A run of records

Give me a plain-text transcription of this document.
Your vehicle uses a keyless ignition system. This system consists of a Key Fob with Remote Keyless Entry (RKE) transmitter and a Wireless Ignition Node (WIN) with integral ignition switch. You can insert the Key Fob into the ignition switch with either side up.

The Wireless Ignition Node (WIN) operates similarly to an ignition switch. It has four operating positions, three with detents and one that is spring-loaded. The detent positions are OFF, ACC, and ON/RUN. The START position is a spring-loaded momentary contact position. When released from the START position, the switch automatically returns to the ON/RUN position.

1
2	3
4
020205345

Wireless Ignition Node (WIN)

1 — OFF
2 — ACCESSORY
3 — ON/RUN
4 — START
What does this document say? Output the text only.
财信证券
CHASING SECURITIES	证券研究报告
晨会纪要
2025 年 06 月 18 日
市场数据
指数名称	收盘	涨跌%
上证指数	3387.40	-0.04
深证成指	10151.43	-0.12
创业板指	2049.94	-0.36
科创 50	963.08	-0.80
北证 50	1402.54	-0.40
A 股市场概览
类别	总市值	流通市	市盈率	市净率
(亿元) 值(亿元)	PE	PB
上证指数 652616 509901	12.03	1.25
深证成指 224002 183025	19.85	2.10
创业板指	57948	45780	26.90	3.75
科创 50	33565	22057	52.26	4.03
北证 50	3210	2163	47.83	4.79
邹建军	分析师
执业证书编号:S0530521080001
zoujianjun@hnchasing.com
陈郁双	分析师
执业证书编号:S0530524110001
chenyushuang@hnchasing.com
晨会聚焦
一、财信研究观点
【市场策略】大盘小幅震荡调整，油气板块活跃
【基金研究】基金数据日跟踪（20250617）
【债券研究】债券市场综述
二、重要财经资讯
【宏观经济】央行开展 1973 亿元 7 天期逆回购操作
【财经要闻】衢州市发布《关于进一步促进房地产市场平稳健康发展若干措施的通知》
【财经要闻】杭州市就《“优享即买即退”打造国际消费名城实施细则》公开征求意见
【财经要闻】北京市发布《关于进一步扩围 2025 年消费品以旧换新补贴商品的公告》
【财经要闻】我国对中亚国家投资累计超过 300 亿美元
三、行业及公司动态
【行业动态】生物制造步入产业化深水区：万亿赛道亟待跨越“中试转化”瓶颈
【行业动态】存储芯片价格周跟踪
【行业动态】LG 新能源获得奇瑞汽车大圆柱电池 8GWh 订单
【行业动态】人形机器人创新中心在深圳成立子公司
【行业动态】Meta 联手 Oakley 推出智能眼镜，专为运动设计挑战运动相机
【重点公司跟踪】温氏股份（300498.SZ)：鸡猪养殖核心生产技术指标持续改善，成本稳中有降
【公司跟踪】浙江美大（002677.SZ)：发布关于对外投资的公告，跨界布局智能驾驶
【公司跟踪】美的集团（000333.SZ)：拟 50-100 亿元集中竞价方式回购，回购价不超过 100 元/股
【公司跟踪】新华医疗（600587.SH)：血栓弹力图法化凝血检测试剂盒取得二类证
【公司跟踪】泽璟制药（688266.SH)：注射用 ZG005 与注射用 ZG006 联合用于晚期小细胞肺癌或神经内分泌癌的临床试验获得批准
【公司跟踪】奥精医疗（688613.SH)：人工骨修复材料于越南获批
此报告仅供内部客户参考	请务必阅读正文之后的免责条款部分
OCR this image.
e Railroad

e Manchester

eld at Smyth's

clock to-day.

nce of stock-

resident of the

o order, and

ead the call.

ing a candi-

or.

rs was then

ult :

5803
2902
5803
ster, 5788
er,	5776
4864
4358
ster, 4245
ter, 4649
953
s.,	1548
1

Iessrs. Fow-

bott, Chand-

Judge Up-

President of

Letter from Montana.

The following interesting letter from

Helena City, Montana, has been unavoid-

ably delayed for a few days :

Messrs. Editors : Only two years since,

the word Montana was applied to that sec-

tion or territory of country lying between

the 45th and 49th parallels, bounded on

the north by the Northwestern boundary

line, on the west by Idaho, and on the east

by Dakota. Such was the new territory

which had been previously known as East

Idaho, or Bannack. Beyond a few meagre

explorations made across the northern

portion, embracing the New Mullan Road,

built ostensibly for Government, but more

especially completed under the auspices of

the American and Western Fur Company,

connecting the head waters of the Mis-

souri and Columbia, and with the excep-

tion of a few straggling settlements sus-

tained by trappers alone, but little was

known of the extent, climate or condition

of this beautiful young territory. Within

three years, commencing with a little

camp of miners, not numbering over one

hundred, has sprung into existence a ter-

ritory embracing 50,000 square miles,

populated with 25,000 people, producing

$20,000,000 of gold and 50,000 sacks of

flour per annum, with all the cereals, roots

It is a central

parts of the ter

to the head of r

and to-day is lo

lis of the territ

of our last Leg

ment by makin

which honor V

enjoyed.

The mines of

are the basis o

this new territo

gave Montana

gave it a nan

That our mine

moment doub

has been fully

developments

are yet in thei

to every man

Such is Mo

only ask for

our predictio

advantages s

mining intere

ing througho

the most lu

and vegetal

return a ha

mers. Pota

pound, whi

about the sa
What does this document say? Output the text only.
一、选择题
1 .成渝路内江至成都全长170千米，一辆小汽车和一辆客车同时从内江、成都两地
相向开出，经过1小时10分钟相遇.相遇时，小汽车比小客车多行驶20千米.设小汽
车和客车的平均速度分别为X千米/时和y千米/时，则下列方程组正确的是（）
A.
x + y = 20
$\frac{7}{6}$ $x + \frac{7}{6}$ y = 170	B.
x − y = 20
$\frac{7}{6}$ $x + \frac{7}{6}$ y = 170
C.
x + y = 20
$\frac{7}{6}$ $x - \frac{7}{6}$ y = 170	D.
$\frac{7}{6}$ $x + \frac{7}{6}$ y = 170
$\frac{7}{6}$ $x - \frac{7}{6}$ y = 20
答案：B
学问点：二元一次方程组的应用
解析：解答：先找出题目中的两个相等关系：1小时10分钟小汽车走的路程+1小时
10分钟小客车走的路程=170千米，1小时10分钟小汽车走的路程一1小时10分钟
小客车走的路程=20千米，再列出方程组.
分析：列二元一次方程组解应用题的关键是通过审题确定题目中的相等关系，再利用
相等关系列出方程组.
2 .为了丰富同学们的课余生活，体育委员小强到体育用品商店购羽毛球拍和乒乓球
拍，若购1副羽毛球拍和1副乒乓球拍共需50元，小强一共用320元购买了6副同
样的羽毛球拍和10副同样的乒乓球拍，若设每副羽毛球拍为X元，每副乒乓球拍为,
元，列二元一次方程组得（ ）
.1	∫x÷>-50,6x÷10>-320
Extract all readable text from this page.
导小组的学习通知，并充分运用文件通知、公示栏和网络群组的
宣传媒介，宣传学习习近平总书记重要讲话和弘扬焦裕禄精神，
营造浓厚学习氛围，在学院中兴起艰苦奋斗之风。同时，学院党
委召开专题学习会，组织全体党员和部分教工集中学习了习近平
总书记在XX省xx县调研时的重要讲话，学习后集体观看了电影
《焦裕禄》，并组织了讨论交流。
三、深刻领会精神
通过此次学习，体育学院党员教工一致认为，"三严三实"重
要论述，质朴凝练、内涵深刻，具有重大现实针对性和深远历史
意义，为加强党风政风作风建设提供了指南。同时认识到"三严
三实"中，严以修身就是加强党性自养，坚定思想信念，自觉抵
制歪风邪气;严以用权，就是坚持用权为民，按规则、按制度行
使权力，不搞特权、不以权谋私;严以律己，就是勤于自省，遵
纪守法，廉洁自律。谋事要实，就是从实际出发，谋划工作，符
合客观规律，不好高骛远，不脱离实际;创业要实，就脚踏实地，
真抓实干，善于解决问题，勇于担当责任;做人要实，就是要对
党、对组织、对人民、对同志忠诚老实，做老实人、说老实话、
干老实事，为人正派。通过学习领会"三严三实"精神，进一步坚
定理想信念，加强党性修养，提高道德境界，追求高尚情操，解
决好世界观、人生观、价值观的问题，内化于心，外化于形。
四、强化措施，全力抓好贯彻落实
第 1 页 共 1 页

Task goal: Find every line in the records above that contains the word "Wireless", and copy each one.

Output below:
Your vehicle uses a keyless ignition system. This system consists of a Key Fob with Remote Keyless Entry (RKE) transmitter and a Wireless Ignition Node (WIN) with integral ignition switch. You can insert the Key Fob into the ignition switch with either side up.
The Wireless Ignition Node (WIN) operates similarly to an ignition switch. It has four operating positions, three with detents and one that is spring-loaded. The detent positions are OFF, ACC, and ON/RUN. The START position is a spring-loaded momentary contact position. When released from the START position, the switch automatically returns to the ON/RUN position.
Wireless Ignition Node (WIN)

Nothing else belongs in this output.